### Aim
In the material below, find every line with "lamp" and pull it out.
┌────────
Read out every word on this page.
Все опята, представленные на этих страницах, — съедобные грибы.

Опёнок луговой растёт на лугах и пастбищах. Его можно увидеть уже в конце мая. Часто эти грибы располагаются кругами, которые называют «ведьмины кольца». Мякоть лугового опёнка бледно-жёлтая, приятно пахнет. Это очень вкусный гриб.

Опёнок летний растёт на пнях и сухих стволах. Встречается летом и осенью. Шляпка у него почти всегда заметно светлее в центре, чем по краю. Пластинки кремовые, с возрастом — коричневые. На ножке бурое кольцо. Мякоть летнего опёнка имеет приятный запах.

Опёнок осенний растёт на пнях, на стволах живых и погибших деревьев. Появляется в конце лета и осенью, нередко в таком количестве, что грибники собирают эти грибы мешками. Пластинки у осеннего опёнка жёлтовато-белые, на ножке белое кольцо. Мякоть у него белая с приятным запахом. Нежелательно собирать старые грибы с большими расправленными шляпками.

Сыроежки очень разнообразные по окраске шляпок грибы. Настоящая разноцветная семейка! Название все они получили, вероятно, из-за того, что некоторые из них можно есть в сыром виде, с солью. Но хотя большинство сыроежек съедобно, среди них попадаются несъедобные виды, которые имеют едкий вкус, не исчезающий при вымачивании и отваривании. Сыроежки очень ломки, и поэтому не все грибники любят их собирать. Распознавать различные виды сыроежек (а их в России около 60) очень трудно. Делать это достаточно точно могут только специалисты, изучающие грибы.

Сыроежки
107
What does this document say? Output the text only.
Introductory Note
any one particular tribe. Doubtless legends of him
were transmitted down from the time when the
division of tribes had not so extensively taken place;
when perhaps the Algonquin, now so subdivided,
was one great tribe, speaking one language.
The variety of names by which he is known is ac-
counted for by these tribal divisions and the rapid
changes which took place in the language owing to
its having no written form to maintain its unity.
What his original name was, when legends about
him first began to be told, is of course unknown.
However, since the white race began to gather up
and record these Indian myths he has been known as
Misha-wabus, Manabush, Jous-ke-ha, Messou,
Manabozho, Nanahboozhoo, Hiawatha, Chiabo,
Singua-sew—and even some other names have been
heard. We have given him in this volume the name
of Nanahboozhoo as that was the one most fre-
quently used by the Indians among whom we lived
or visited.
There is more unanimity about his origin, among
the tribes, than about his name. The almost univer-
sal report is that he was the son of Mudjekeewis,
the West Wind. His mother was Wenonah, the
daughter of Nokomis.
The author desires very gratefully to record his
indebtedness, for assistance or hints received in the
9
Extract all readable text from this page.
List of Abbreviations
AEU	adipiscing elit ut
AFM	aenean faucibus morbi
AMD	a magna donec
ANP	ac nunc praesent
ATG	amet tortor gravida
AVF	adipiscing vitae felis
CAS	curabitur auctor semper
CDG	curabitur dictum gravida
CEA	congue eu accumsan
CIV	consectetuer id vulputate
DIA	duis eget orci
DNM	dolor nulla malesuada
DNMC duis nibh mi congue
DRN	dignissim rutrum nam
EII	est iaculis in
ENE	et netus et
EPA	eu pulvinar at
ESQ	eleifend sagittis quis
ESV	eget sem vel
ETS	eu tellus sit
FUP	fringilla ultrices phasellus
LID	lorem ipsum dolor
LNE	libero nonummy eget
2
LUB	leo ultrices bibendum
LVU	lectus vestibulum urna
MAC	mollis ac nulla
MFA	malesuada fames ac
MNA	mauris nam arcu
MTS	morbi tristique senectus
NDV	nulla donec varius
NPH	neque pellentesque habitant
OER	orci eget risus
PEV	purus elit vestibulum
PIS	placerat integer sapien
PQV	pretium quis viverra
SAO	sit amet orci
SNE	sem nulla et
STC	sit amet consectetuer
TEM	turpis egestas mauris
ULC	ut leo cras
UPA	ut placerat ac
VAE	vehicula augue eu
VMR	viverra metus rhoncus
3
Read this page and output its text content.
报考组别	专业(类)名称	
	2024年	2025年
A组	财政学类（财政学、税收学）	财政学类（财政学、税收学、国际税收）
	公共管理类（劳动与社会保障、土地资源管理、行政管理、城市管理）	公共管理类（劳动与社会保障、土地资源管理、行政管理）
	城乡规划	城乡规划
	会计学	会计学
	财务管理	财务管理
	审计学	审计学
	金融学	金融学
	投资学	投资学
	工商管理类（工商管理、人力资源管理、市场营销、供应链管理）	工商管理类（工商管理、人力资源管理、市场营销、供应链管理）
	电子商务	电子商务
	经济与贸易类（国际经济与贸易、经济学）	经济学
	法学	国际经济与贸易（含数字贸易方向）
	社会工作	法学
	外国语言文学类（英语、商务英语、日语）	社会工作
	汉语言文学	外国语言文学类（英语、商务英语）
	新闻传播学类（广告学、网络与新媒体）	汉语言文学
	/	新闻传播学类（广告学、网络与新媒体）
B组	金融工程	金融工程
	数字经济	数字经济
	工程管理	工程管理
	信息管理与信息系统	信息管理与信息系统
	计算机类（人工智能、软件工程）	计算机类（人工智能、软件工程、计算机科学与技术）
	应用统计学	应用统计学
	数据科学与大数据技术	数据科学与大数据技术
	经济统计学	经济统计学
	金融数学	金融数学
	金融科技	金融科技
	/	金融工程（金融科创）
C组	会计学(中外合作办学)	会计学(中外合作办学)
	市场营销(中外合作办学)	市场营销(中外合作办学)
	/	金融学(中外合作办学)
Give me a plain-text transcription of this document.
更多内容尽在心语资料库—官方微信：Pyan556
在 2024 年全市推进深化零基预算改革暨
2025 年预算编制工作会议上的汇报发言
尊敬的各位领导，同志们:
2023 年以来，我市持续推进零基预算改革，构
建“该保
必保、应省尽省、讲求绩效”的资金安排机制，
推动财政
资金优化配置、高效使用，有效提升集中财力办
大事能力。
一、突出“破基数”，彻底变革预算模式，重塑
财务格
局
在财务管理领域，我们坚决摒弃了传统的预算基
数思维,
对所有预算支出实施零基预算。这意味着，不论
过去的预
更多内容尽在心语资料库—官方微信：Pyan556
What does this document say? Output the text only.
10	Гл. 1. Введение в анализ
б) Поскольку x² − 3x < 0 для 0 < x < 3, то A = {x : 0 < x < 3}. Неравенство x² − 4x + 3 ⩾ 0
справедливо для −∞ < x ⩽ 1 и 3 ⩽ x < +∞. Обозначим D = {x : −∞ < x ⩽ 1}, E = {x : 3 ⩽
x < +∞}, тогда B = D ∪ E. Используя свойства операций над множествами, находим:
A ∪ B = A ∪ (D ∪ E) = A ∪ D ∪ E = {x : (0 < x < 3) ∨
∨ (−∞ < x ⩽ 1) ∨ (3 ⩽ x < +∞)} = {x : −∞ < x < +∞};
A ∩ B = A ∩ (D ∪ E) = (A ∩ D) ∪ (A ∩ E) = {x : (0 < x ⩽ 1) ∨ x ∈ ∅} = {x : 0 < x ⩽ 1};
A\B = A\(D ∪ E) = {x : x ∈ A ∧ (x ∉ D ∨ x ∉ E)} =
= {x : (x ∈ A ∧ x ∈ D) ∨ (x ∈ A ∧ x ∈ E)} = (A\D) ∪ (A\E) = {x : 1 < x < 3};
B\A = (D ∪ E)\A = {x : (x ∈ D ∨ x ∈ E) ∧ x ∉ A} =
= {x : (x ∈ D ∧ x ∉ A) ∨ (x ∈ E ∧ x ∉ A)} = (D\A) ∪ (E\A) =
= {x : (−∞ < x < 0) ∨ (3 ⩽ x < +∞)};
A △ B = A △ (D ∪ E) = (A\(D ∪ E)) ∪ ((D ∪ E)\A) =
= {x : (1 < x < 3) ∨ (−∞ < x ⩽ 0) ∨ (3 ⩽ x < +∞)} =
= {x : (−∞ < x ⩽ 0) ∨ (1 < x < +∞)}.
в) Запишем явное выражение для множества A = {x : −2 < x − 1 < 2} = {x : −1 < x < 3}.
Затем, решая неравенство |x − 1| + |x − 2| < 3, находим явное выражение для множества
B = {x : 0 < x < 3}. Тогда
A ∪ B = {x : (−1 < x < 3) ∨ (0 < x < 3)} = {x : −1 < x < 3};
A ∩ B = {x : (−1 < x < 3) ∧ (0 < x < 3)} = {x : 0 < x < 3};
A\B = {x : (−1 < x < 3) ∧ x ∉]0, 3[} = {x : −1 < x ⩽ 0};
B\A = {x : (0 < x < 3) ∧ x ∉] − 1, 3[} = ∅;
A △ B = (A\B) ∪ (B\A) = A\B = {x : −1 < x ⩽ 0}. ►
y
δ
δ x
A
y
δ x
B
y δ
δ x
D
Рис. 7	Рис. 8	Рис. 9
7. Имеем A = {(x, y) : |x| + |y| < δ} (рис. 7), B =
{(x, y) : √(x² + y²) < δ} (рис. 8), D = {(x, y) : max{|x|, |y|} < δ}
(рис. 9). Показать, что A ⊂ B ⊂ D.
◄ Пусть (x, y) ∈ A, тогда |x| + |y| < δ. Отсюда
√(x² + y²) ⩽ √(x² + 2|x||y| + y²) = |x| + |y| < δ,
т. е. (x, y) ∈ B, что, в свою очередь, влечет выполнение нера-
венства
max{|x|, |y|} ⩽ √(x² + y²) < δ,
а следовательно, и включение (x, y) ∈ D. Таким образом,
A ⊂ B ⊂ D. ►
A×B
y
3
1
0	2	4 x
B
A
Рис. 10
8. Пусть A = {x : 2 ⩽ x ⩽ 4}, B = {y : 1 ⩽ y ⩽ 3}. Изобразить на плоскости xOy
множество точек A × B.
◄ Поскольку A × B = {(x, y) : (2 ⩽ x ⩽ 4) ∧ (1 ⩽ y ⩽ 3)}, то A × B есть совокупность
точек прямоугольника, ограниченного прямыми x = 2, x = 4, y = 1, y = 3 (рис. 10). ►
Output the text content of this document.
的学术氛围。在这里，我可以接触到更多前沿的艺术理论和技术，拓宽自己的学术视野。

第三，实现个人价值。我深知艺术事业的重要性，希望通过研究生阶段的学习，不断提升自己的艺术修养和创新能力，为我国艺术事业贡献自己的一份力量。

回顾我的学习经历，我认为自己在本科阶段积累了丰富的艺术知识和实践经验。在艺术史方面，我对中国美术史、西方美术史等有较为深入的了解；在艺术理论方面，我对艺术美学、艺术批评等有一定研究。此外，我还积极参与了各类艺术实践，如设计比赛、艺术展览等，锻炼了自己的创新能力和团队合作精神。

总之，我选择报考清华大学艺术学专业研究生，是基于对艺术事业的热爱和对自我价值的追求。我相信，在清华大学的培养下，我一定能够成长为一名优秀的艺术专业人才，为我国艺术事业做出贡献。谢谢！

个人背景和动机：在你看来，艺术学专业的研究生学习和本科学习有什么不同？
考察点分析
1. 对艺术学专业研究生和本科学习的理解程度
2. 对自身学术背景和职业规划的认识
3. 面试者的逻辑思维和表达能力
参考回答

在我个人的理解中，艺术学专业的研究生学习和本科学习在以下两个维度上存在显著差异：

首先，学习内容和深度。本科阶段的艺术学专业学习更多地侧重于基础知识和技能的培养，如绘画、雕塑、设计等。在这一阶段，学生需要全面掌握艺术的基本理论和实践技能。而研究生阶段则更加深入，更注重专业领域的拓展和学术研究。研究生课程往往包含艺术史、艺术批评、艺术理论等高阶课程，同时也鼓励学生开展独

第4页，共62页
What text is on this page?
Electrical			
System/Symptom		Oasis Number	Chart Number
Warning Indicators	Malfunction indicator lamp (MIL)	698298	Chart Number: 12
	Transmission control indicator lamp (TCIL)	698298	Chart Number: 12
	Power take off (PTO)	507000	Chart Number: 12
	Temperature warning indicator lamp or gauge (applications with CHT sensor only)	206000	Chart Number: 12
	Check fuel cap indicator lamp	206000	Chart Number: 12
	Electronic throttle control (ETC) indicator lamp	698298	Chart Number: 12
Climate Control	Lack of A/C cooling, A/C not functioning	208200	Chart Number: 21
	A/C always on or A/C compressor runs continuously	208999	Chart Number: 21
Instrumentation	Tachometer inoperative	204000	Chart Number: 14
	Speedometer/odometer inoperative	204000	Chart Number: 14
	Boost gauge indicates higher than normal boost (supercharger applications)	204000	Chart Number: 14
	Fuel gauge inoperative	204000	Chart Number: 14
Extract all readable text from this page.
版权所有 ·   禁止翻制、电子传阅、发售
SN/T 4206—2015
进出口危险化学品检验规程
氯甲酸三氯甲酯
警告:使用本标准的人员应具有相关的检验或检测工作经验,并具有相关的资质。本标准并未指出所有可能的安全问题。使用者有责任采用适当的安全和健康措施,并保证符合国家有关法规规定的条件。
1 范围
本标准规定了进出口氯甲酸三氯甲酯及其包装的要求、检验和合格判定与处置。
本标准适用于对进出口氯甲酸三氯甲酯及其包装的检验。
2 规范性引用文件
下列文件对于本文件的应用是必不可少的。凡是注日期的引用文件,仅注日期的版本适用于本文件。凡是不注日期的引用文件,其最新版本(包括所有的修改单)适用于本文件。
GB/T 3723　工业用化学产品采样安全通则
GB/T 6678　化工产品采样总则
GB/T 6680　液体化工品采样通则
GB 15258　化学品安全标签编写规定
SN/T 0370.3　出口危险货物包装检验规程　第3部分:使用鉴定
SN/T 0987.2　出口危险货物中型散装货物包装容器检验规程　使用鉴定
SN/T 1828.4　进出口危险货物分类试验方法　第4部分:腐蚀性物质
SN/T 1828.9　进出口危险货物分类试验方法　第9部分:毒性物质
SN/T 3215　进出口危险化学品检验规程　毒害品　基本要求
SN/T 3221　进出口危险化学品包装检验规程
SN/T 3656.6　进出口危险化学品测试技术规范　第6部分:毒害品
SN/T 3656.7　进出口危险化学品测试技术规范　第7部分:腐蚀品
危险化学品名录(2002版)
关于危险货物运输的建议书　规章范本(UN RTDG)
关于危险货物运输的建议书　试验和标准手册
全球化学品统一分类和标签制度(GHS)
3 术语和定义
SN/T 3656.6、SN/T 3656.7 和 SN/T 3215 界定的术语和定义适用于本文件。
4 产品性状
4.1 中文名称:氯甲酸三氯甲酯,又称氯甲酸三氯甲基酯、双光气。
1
└────────
### Exercise answer
Warning Indicators	Malfunction indicator lamp (MIL)	698298	Chart Number: 12
	Transmission control indicator lamp (TCIL)	698298	Chart Number: 12
	Temperature warning indicator lamp or gauge (applications with CHT sensor only)	206000	Chart Number: 12
	Check fuel cap indicator lamp	206000	Chart Number: 12
	Electronic throttle control (ETC) indicator lamp	698298	Chart Number: 12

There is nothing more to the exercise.